• _Given exercise_
Print all of the entries exactly, minus the pictures.

• _Input_
[Start]
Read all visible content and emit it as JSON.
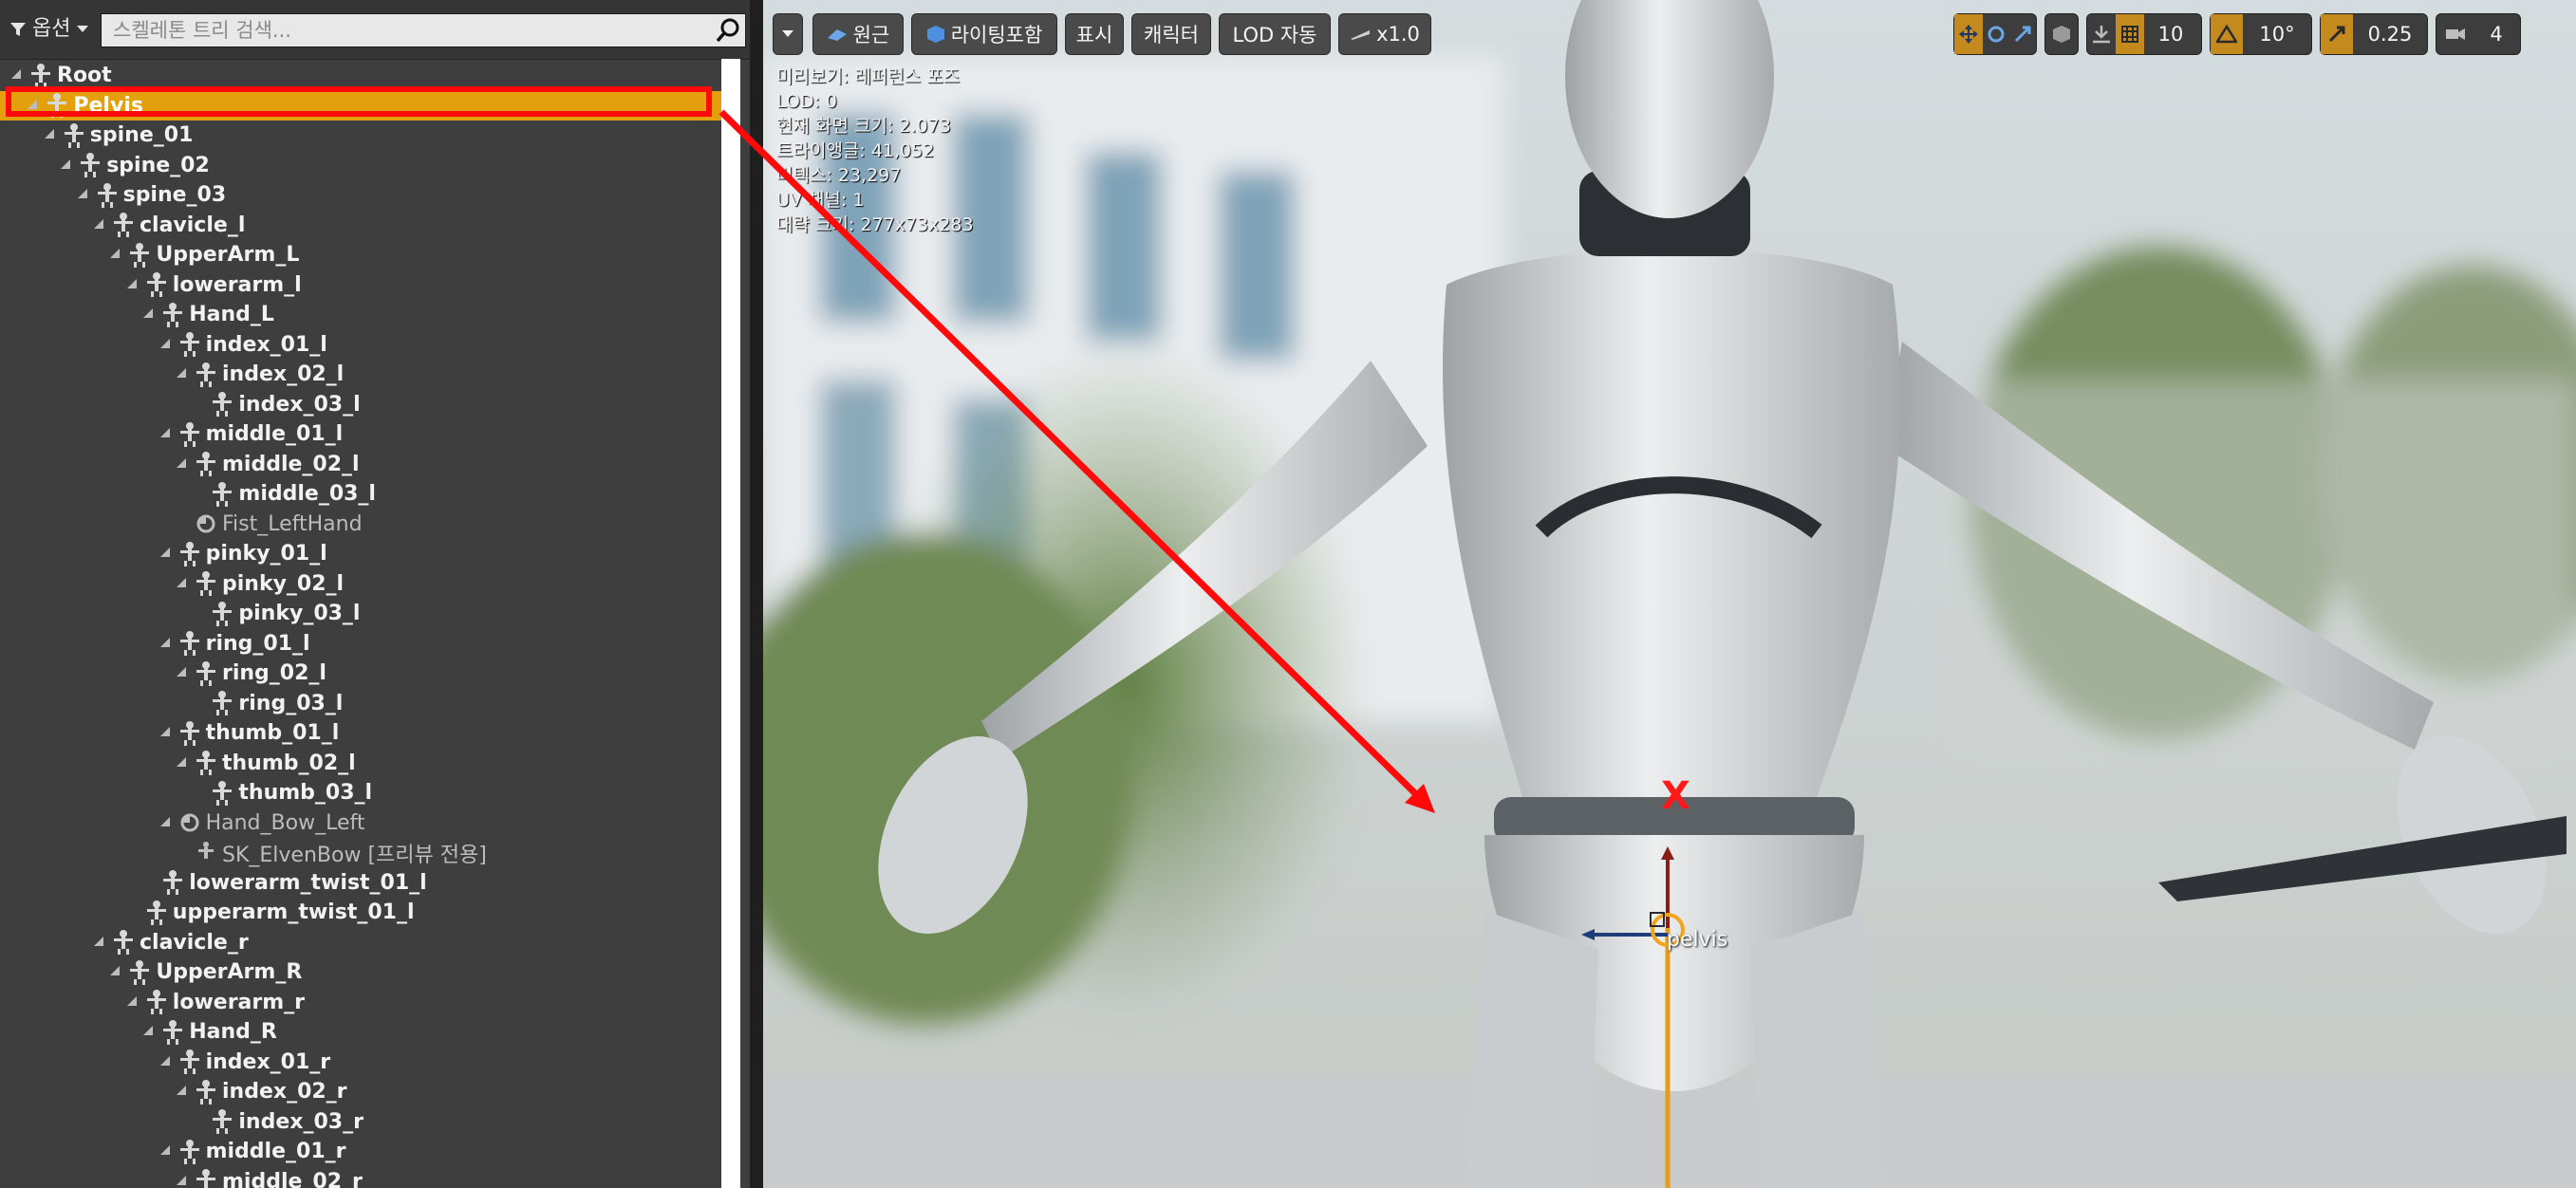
{
  "tree_header": {
    "options_label": "옵션",
    "search_placeholder": "스켈레톤 트리 검색..."
  },
  "bones": [
    {
      "label": "Root",
      "depth": 0,
      "kind": "bone",
      "expanded": true
    },
    {
      "label": "Pelvis",
      "depth": 1,
      "kind": "bone",
      "expanded": true,
      "selected": true
    },
    {
      "label": "spine_01",
      "depth": 2,
      "kind": "bone",
      "expanded": true
    },
    {
      "label": "spine_02",
      "depth": 3,
      "kind": "bone",
      "expanded": true
    },
    {
      "label": "spine_03",
      "depth": 4,
      "kind": "bone",
      "expanded": true
    },
    {
      "label": "clavicle_l",
      "depth": 5,
      "kind": "bone",
      "expanded": true
    },
    {
      "label": "UpperArm_L",
      "depth": 6,
      "kind": "bone",
      "expanded": true
    },
    {
      "label": "lowerarm_l",
      "depth": 7,
      "kind": "bone",
      "expanded": true
    },
    {
      "label": "Hand_L",
      "depth": 8,
      "kind": "bone",
      "expanded": true
    },
    {
      "label": "index_01_l",
      "depth": 9,
      "kind": "bone",
      "expanded": true
    },
    {
      "label": "index_02_l",
      "depth": 10,
      "kind": "bone",
      "expanded": true
    },
    {
      "label": "index_03_l",
      "depth": 11,
      "kind": "bone",
      "expanded": false
    },
    {
      "label": "middle_01_l",
      "depth": 9,
      "kind": "bone",
      "expanded": true
    },
    {
      "label": "middle_02_l",
      "depth": 10,
      "kind": "bone",
      "expanded": true
    },
    {
      "label": "middle_03_l",
      "depth": 11,
      "kind": "bone",
      "expanded": false
    },
    {
      "label": "Fist_LeftHand",
      "depth": 10,
      "kind": "socket",
      "expanded": false
    },
    {
      "label": "pinky_01_l",
      "depth": 9,
      "kind": "bone",
      "expanded": true
    },
    {
      "label": "pinky_02_l",
      "depth": 10,
      "kind": "bone",
      "expanded": true
    },
    {
      "label": "pinky_03_l",
      "depth": 11,
      "kind": "bone",
      "expanded": false
    },
    {
      "label": "ring_01_l",
      "depth": 9,
      "kind": "bone",
      "expanded": true
    },
    {
      "label": "ring_02_l",
      "depth": 10,
      "kind": "bone",
      "expanded": true
    },
    {
      "label": "ring_03_l",
      "depth": 11,
      "kind": "bone",
      "expanded": false
    },
    {
      "label": "thumb_01_l",
      "depth": 9,
      "kind": "bone",
      "expanded": true
    },
    {
      "label": "thumb_02_l",
      "depth": 10,
      "kind": "bone",
      "expanded": true
    },
    {
      "label": "thumb_03_l",
      "depth": 11,
      "kind": "bone",
      "expanded": false
    },
    {
      "label": "Hand_Bow_Left",
      "depth": 9,
      "kind": "socket",
      "expanded": true
    },
    {
      "label": "SK_ElvenBow [프리뷰 전용]",
      "depth": 10,
      "kind": "mesh",
      "expanded": false
    },
    {
      "label": "lowerarm_twist_01_l",
      "depth": 8,
      "kind": "bone",
      "expanded": false
    },
    {
      "label": "upperarm_twist_01_l",
      "depth": 7,
      "kind": "bone",
      "expanded": false
    },
    {
      "label": "clavicle_r",
      "depth": 5,
      "kind": "bone",
      "expanded": true
    },
    {
      "label": "UpperArm_R",
      "depth": 6,
      "kind": "bone",
      "expanded": true
    },
    {
      "label": "lowerarm_r",
      "depth": 7,
      "kind": "bone",
      "expanded": true
    },
    {
      "label": "Hand_R",
      "depth": 8,
      "kind": "bone",
      "expanded": true
    },
    {
      "label": "index_01_r",
      "depth": 9,
      "kind": "bone",
      "expanded": true
    },
    {
      "label": "index_02_r",
      "depth": 10,
      "kind": "bone",
      "expanded": true
    },
    {
      "label": "index_03_r",
      "depth": 11,
      "kind": "bone",
      "expanded": false
    },
    {
      "label": "middle_01_r",
      "depth": 9,
      "kind": "bone",
      "expanded": true
    },
    {
      "label": "middle_02_r",
      "depth": 10,
      "kind": "bone",
      "expanded": true
    }
  ],
  "toolbar": {
    "perspective": "원근",
    "lighting": "라이팅포함",
    "show": "표시",
    "character": "캐릭터",
    "lod": "LOD 자동",
    "speed": "x1.0",
    "grid_snap": "10",
    "rotation_snap": "10°",
    "scale_snap": "0.25",
    "camera_speed": "4"
  },
  "info": [
    "미리보기: 레퍼런스 포즈",
    "LOD: 0",
    "현재 화면 크기: 2.073",
    "트라이앵글: 41,052",
    "버텍스: 23,297",
    "UV 채널: 1",
    "대략 크기: 277x73x283"
  ],
  "viewport": {
    "gizmo_label": "pelvis",
    "annotation_marker": "X"
  },
  "colors": {
    "selection": "#e4a00c",
    "annotation": "#ff0a0a",
    "toolbar_accent": "#c48a1e"
  }
}
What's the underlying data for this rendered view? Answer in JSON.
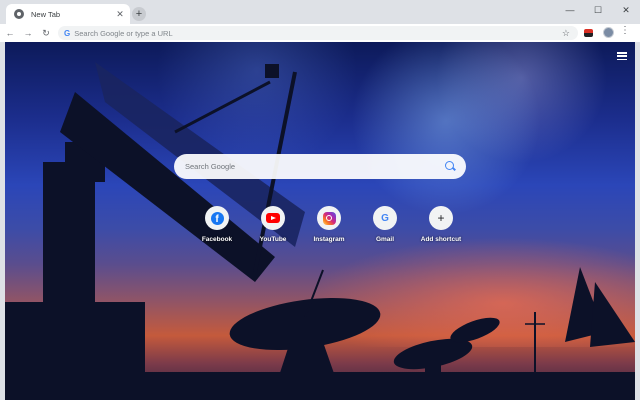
{
  "browser": {
    "tab": {
      "title": "New Tab",
      "close_glyph": "✕"
    },
    "new_tab_glyph": "+",
    "window_controls": {
      "minimize": "—",
      "maximize": "☐",
      "close": "✕"
    },
    "nav": {
      "back": "←",
      "forward": "→",
      "reload": "↻"
    },
    "omnibox": {
      "logo": "G",
      "placeholder": "Search Google or type a URL",
      "star": "☆"
    },
    "menu": "⋮"
  },
  "newtab": {
    "search": {
      "placeholder": "Search Google"
    },
    "shortcuts": [
      {
        "label": "Facebook",
        "icon": "facebook-icon"
      },
      {
        "label": "YouTube",
        "icon": "youtube-icon"
      },
      {
        "label": "Instagram",
        "icon": "instagram-icon"
      },
      {
        "label": "Gmail",
        "icon": "google-icon",
        "glyph": "G"
      },
      {
        "label": "Add shortcut",
        "icon": "add-icon",
        "glyph": "+"
      }
    ]
  }
}
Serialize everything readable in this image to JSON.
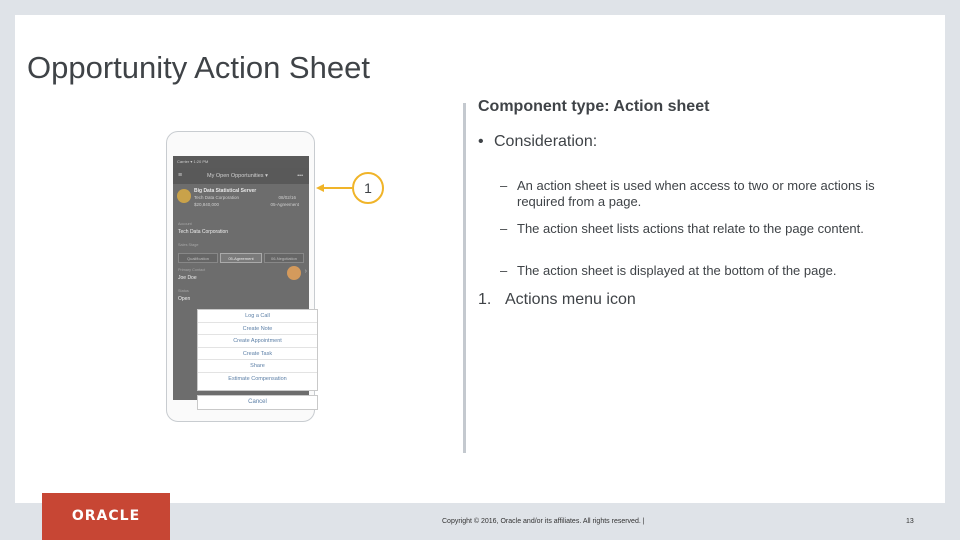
[End]
• _Solution for this task_
Read all visible content and emit it as JSON.
{
  "tree_header": {
    "options_label": "옵션",
    "search_placeholder": "스켈레톤 트리 검색..."
  },
  "bones": [
    {
      "label": "Root",
      "depth": 0,
      "kind": "bone",
      "expanded": true
    },
    {
      "label": "Pelvis",
      "depth": 1,
      "kind": "bone",
      "expanded": true,
      "selected": true
    },
    {
      "label": "spine_01",
      "depth": 2,
      "kind": "bone",
      "expanded": true
    },
    {
      "label": "spine_02",
      "depth": 3,
      "kind": "bone",
      "expanded": true
    },
    {
      "label": "spine_03",
      "depth": 4,
      "kind": "bone",
      "expanded": true
    },
    {
      "label": "clavicle_l",
      "depth": 5,
      "kind": "bone",
      "expanded": true
    },
    {
      "label": "UpperArm_L",
      "depth": 6,
      "kind": "bone",
      "expanded": true
    },
    {
      "label": "lowerarm_l",
      "depth": 7,
      "kind": "bone",
      "expanded": true
    },
    {
      "label": "Hand_L",
      "depth": 8,
      "kind": "bone",
      "expanded": true
    },
    {
      "label": "index_01_l",
      "depth": 9,
      "kind": "bone",
      "expanded": true
    },
    {
      "label": "index_02_l",
      "depth": 10,
      "kind": "bone",
      "expanded": true
    },
    {
      "label": "index_03_l",
      "depth": 11,
      "kind": "bone",
      "expanded": false
    },
    {
      "label": "middle_01_l",
      "depth": 9,
      "kind": "bone",
      "expanded": true
    },
    {
      "label": "middle_02_l",
      "depth": 10,
      "kind": "bone",
      "expanded": true
    },
    {
      "label": "middle_03_l",
      "depth": 11,
      "kind": "bone",
      "expanded": false
    },
    {
      "label": "Fist_LeftHand",
      "depth": 10,
      "kind": "socket",
      "expanded": false
    },
    {
      "label": "pinky_01_l",
      "depth": 9,
      "kind": "bone",
      "expanded": true
    },
    {
      "label": "pinky_02_l",
      "depth": 10,
      "kind": "bone",
      "expanded": true
    },
    {
      "label": "pinky_03_l",
      "depth": 11,
      "kind": "bone",
      "expanded": false
    },
    {
      "label": "ring_01_l",
      "depth": 9,
      "kind": "bone",
      "expanded": true
    },
    {
      "label": "ring_02_l",
      "depth": 10,
      "kind": "bone",
      "expanded": true
    },
    {
      "label": "ring_03_l",
      "depth": 11,
      "kind": "bone",
      "expanded": false
    },
    {
      "label": "thumb_01_l",
      "depth": 9,
      "kind": "bone",
      "expanded": true
    },
    {
      "label": "thumb_02_l",
      "depth": 10,
      "kind": "bone",
      "expanded": true
    },
    {
      "label": "thumb_03_l",
      "depth": 11,
      "kind": "bone",
      "expanded": false
    },
    {
      "label": "Hand_Bow_Left",
      "depth": 9,
      "kind": "socket",
      "expanded": true
    },
    {
      "label": "SK_ElvenBow [프리뷰 전용]",
      "depth": 10,
      "kind": "mesh",
      "expanded": false
    },
    {
      "label": "lowerarm_twist_01_l",
      "depth": 8,
      "kind": "bone",
      "expanded": false
    },
    {
      "label": "upperarm_twist_01_l",
      "depth": 7,
      "kind": "bone",
      "expanded": false
    },
    {
      "label": "clavicle_r",
      "depth": 5,
      "kind": "bone",
      "expanded": true
    },
    {
      "label": "UpperArm_R",
      "depth": 6,
      "kind": "bone",
      "expanded": true
    },
    {
      "label": "lowerarm_r",
      "depth": 7,
      "kind": "bone",
      "expanded": true
    },
    {
      "label": "Hand_R",
      "depth": 8,
      "kind": "bone",
      "expanded": true
    },
    {
      "label": "index_01_r",
      "depth": 9,
      "kind": "bone",
      "expanded": true
    },
    {
      "label": "index_02_r",
      "depth": 10,
      "kind": "bone",
      "expanded": true
    },
    {
      "label": "index_03_r",
      "depth": 11,
      "kind": "bone",
      "expanded": false
    },
    {
      "label": "middle_01_r",
      "depth": 9,
      "kind": "bone",
      "expanded": true
    },
    {
      "label": "middle_02_r",
      "depth": 10,
      "kind": "bone",
      "expanded": true
    }
  ],
  "toolbar": {
    "perspective": "원근",
    "lighting": "라이팅포함",
    "show": "표시",
    "character": "캐릭터",
    "lod": "LOD 자동",
    "speed": "x1.0",
    "grid_snap": "10",
    "rotation_snap": "10°",
    "scale_snap": "0.25",
    "camera_speed": "4"
  },
  "info": [
    "미리보기: 레퍼런스 포즈",
    "LOD: 0",
    "현재 화면 크기: 2.073",
    "트라이앵글: 41,052",
    "버텍스: 23,297",
    "UV 채널: 1",
    "대략 크기: 277x73x283"
  ],
  "viewport": {
    "gizmo_label": "pelvis",
    "annotation_marker": "X"
  },
  "colors": {
    "selection": "#e4a00c",
    "annotation": "#ff0a0a",
    "toolbar_accent": "#c48a1e"
  }
}
What's the underlying data for this rendered view? Answer in JSON.
{
  "browser": {
    "tab": {
      "title": "New Tab",
      "close_glyph": "✕"
    },
    "new_tab_glyph": "+",
    "window_controls": {
      "minimize": "—",
      "maximize": "☐",
      "close": "✕"
    },
    "nav": {
      "back": "←",
      "forward": "→",
      "reload": "↻"
    },
    "omnibox": {
      "logo": "G",
      "placeholder": "Search Google or type a URL",
      "star": "☆"
    },
    "menu": "⋮"
  },
  "newtab": {
    "search": {
      "placeholder": "Search Google"
    },
    "shortcuts": [
      {
        "label": "Facebook",
        "icon": "facebook-icon"
      },
      {
        "label": "YouTube",
        "icon": "youtube-icon"
      },
      {
        "label": "Instagram",
        "icon": "instagram-icon"
      },
      {
        "label": "Gmail",
        "icon": "google-icon",
        "glyph": "G"
      },
      {
        "label": "Add shortcut",
        "icon": "add-icon",
        "glyph": "+"
      }
    ]
  }
}
Serialize everything readable in this image to JSON.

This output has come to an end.